▶ _EXERCISE AIM_
Can you transcribe every line exactly and leave the pictures behind?

▶ _SUPPLIED DATA_
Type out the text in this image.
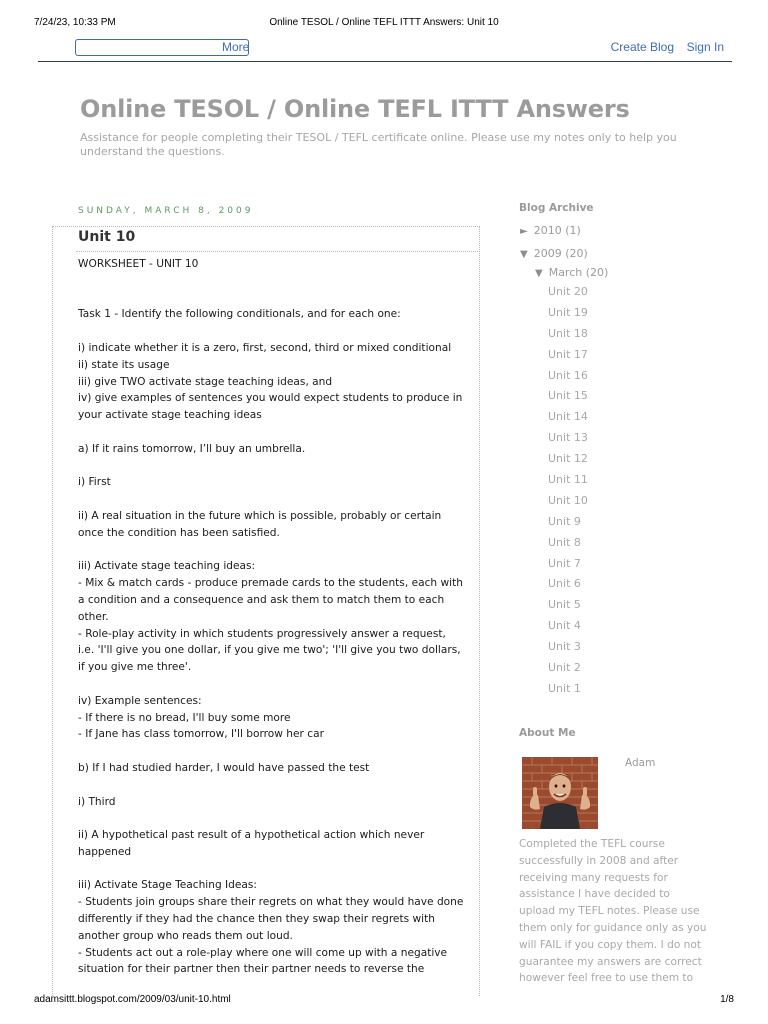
7/24/23, 10:33 PM	Online TESOL / Online TEFL ITTT Answers: Unit 10
More	Create Blog Sign In
Online TESOL / Online TEFL ITTT Answers
Assistance for people completing their TESOL / TEFL certificate online. Please use my notes only to help you understand the questions.
SUNDAY, MARCH 8, 2009
Unit 10
WORKSHEET - UNIT 10
Task 1 - Identify the following conditionals, and for each one:
i) indicate whether it is a zero, first, second, third or mixed conditional
ii) state its usage
iii) give TWO activate stage teaching ideas, and
iv) give examples of sentences you would expect students to produce in
your activate stage teaching ideas
a) If it rains tomorrow, I’ll buy an umbrella.
i) First
ii) A real situation in the future which is possible, probably or certain
once the condition has been satisfied.
iii) Activate stage teaching ideas:
- Mix & match cards - produce premade cards to the students, each with
a condition and a consequence and ask them to match them to each
other.
- Role-play activity in which students progressively answer a request,
i.e. 'I'll give you one dollar, if you give me two'; 'I'll give you two dollars,
if you give me three'.
iv) Example sentences:
- If there is no bread, I'll buy some more
- If Jane has class tomorrow, I'll borrow her car
b) If I had studied harder, I would have passed the test
i) Third
ii) A hypothetical past result of a hypothetical action which never
happened
iii) Activate Stage Teaching Ideas:
- Students join groups share their regrets on what they would have done
differently if they had the chance then they swap their regrets with
another group who reads them out loud.
- Students act out a role-play where one will come up with a negative
situation for their partner then their partner needs to reverse the
Blog Archive
► 2010 (1)
▼ 2009 (20)
▼ March (20)
Unit 20
Unit 19
Unit 18
Unit 17
Unit 16
Unit 15
Unit 14
Unit 13
Unit 12
Unit 11
Unit 10
Unit 9
Unit 8
Unit 7
Unit 6
Unit 5
Unit 4
Unit 3
Unit 2
Unit 1
About Me
Adam
Completed the TEFL course
successfully in 2008 and after
receiving many requests for
assistance I have decided to
upload my TEFL notes. Please use
them only for guidance only as you
will FAIL if you copy them. I do not
guarantee my answers are correct
however feel free to use them to
adamsittt.blogspot.com/2009/03/unit-10.html	1/8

▶ _RESULT BELOW_
Type out the text in this image.
7/24/23, 10:33 PM	Online TESOL / Online TEFL ITTT Answers: Unit 10
More	Create Blog Sign In
Online TESOL / Online TEFL ITTT Answers
Assistance for people completing their TESOL / TEFL certificate online. Please use my notes only to help you understand the questions.
SUNDAY, MARCH 8, 2009
Unit 10
WORKSHEET - UNIT 10
Task 1 - Identify the following conditionals, and for each one:
i) indicate whether it is a zero, first, second, third or mixed conditional
ii) state its usage
iii) give TWO activate stage teaching ideas, and
iv) give examples of sentences you would expect students to produce in
your activate stage teaching ideas
a) If it rains tomorrow, I’ll buy an umbrella.
i) First
ii) A real situation in the future which is possible, probably or certain
once the condition has been satisfied.
iii) Activate stage teaching ideas:
- Mix & match cards - produce premade cards to the students, each with
a condition and a consequence and ask them to match them to each
other.
- Role-play activity in which students progressively answer a request,
i.e. 'I'll give you one dollar, if you give me two'; 'I'll give you two dollars,
if you give me three'.
iv) Example sentences:
- If there is no bread, I'll buy some more
- If Jane has class tomorrow, I'll borrow her car
b) If I had studied harder, I would have passed the test
i) Third
ii) A hypothetical past result of a hypothetical action which never
happened
iii) Activate Stage Teaching Ideas:
- Students join groups share their regrets on what they would have done
differently if they had the chance then they swap their regrets with
another group who reads them out loud.
- Students act out a role-play where one will come up with a negative
situation for their partner then their partner needs to reverse the
Blog Archive
► 2010 (1)
▼ 2009 (20)
▼ March (20)
Unit 20
Unit 19
Unit 18
Unit 17
Unit 16
Unit 15
Unit 14
Unit 13
Unit 12
Unit 11
Unit 10
Unit 9
Unit 8
Unit 7
Unit 6
Unit 5
Unit 4
Unit 3
Unit 2
Unit 1
About Me
Adam
Completed the TEFL course
successfully in 2008 and after
receiving many requests for
assistance I have decided to
upload my TEFL notes. Please use
them only for guidance only as you
will FAIL if you copy them. I do not
guarantee my answers are correct
however feel free to use them to
adamsittt.blogspot.com/2009/03/unit-10.html	1/8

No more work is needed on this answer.